Extracts from a graphics dataset

[Start]

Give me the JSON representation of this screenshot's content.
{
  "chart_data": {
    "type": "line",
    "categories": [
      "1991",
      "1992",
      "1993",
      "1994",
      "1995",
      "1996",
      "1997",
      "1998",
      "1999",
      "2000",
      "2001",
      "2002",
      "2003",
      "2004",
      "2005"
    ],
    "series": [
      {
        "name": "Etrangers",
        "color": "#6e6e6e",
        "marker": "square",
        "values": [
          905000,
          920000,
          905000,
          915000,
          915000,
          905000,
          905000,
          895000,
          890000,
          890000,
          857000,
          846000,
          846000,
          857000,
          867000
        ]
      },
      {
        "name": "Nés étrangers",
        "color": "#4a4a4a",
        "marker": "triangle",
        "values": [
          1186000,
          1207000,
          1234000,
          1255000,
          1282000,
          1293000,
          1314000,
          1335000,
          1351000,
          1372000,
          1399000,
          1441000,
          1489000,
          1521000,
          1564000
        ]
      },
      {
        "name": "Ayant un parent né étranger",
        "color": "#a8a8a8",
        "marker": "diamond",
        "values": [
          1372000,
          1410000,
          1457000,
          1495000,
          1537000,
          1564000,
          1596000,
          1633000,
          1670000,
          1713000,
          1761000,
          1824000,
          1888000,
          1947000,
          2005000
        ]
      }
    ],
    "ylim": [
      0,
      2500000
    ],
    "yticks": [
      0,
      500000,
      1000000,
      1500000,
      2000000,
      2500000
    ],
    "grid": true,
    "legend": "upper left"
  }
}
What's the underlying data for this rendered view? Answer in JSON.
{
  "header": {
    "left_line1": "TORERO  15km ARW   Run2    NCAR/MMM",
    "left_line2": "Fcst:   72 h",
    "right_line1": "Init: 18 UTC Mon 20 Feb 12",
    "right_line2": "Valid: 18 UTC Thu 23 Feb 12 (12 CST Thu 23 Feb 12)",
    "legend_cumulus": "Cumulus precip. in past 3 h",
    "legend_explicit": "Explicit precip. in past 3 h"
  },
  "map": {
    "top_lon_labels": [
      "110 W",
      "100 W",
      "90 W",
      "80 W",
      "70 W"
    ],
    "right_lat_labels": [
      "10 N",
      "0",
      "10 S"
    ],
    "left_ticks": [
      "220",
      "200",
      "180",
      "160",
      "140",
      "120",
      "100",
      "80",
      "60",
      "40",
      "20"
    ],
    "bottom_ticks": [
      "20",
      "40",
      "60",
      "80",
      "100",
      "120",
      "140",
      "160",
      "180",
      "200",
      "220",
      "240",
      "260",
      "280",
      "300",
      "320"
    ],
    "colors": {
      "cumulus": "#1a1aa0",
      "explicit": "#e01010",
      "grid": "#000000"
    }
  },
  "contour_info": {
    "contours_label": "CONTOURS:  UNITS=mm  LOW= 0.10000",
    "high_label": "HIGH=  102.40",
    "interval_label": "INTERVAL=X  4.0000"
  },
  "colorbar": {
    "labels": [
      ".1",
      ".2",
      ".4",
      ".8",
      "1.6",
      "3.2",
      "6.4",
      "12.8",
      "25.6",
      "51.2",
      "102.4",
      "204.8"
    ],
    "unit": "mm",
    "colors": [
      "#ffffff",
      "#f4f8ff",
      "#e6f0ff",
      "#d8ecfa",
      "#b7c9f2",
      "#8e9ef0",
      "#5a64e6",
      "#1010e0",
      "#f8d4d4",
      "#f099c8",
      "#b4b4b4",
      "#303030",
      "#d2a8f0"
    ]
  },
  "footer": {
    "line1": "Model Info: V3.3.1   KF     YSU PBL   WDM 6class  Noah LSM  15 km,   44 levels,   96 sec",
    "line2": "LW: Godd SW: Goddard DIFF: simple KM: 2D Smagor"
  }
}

[End]

[Task prompt]: Pick out every line holding the string "this" and return it.

[Answer to the task]:
Give me the JSON representation of this screenshot's content.
What's the underlying data for this rendered view? Answer in JSON.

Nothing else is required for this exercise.